-- The exercise --
Gather each line of the entries below that includes "following".

-- Data lines --
* * * *
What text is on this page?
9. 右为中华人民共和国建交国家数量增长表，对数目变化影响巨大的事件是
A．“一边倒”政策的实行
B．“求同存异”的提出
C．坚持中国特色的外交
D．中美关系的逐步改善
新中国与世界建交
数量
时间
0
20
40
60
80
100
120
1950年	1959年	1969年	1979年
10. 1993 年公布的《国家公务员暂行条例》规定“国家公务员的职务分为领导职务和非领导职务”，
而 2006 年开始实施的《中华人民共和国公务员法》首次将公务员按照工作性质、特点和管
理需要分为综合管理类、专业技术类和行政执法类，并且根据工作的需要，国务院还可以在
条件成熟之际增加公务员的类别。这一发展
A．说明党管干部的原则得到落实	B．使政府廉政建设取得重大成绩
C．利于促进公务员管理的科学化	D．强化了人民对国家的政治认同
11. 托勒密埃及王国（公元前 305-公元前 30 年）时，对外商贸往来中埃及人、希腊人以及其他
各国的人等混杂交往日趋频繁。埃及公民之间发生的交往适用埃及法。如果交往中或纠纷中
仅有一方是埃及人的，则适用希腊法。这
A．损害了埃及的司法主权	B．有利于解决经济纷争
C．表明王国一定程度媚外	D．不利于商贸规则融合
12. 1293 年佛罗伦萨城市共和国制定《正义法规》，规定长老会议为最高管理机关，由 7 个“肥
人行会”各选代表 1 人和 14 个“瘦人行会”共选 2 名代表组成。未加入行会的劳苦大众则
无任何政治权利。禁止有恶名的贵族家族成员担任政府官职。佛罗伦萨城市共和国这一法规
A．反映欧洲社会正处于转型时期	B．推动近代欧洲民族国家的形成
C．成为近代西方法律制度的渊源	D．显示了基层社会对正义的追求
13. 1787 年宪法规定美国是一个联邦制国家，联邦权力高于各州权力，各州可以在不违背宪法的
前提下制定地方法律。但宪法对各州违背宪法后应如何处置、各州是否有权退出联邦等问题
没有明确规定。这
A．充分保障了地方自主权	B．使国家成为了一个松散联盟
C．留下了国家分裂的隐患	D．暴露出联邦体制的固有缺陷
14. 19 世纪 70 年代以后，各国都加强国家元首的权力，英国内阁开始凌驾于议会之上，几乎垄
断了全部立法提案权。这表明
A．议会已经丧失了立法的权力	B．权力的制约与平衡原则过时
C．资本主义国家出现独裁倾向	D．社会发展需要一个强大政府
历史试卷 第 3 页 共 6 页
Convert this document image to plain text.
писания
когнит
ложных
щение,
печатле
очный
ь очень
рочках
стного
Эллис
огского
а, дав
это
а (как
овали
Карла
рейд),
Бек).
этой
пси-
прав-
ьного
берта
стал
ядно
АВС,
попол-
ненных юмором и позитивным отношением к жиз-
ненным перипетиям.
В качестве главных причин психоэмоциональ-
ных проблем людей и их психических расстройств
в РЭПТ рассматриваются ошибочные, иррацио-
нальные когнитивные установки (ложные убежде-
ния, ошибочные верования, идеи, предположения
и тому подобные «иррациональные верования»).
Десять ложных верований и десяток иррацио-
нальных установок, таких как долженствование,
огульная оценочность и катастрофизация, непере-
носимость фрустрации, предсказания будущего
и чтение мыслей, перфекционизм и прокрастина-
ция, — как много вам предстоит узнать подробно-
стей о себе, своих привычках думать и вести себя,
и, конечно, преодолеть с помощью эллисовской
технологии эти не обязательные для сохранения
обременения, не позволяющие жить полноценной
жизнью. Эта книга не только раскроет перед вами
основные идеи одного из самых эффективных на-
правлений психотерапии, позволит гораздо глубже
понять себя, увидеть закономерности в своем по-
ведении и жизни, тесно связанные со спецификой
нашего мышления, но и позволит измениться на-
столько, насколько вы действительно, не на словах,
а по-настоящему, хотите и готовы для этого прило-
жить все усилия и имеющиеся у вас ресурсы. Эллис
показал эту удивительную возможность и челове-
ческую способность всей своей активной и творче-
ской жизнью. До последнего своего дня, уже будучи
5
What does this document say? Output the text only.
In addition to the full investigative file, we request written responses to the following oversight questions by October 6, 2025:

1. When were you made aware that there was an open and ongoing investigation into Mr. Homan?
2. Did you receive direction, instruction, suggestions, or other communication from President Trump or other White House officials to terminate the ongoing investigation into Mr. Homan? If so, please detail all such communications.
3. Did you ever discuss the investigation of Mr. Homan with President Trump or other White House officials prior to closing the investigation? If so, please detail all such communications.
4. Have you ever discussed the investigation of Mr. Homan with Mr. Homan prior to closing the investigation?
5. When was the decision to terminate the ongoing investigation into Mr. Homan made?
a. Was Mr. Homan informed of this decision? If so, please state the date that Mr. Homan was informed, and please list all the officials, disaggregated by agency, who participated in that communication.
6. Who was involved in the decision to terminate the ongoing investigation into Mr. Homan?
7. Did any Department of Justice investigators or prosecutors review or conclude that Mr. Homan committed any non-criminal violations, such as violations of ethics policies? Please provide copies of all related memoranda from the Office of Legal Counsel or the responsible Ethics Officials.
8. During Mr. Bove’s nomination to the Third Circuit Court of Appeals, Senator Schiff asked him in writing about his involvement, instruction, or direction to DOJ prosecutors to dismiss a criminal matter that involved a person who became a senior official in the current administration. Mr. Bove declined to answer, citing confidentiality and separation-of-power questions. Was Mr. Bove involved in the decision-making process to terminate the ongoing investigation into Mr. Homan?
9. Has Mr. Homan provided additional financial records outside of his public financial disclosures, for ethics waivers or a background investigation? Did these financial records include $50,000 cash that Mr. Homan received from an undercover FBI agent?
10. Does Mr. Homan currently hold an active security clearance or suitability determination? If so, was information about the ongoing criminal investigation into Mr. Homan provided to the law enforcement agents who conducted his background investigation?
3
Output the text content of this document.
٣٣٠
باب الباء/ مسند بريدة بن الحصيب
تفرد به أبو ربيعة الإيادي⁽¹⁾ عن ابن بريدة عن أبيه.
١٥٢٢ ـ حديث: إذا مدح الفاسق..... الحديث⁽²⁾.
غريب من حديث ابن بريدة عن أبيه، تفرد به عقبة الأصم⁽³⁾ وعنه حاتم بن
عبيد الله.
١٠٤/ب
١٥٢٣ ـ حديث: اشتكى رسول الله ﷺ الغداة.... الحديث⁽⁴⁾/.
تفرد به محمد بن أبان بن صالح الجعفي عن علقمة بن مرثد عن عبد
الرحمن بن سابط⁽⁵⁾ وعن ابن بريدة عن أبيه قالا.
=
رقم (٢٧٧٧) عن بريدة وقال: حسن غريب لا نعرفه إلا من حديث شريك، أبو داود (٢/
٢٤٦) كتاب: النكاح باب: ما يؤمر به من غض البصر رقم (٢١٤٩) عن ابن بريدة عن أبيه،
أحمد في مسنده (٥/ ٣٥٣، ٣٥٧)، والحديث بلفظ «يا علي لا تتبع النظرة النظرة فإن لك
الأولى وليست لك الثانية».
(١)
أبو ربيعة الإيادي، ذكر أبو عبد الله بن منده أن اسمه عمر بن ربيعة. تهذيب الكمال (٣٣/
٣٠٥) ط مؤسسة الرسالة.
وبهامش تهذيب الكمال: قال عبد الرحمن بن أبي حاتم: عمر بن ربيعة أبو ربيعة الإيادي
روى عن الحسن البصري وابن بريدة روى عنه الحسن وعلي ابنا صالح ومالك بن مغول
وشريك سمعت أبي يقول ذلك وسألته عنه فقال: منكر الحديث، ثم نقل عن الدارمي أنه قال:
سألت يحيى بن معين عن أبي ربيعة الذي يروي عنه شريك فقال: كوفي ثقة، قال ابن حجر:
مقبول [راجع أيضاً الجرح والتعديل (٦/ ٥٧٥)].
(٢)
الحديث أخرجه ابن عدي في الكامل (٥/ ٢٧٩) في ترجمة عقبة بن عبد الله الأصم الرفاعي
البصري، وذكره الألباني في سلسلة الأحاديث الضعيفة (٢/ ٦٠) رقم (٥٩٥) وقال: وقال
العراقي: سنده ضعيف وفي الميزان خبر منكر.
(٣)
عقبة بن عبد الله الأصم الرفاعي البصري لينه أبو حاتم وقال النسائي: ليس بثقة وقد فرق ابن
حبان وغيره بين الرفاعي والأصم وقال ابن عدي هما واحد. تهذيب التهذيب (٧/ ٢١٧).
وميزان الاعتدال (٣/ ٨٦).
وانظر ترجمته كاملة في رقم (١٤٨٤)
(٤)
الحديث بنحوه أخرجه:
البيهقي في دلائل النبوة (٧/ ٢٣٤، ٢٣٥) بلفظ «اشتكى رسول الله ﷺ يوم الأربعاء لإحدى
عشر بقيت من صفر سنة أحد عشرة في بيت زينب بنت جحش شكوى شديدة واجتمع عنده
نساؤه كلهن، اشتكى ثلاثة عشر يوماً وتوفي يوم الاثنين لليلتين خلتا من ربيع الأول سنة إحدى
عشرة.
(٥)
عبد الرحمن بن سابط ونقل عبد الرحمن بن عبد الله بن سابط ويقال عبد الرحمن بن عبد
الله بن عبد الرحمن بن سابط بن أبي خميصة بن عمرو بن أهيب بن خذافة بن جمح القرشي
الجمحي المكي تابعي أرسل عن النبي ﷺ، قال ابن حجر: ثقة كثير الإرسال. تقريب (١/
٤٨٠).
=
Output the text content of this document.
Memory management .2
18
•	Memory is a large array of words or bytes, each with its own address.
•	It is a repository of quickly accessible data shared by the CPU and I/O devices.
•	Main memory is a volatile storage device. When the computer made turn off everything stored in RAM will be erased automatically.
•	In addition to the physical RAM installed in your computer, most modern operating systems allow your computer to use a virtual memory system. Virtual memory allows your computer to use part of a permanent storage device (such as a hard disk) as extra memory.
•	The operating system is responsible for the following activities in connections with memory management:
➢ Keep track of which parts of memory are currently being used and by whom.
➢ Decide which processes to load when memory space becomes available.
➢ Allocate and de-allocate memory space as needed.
* * * *
-- Answer to the exercise --
In addition to the full investigative file, we request written responses to the following oversight questions by October 6, 2025:
•	The operating system is responsible for the following activities in connections with memory management:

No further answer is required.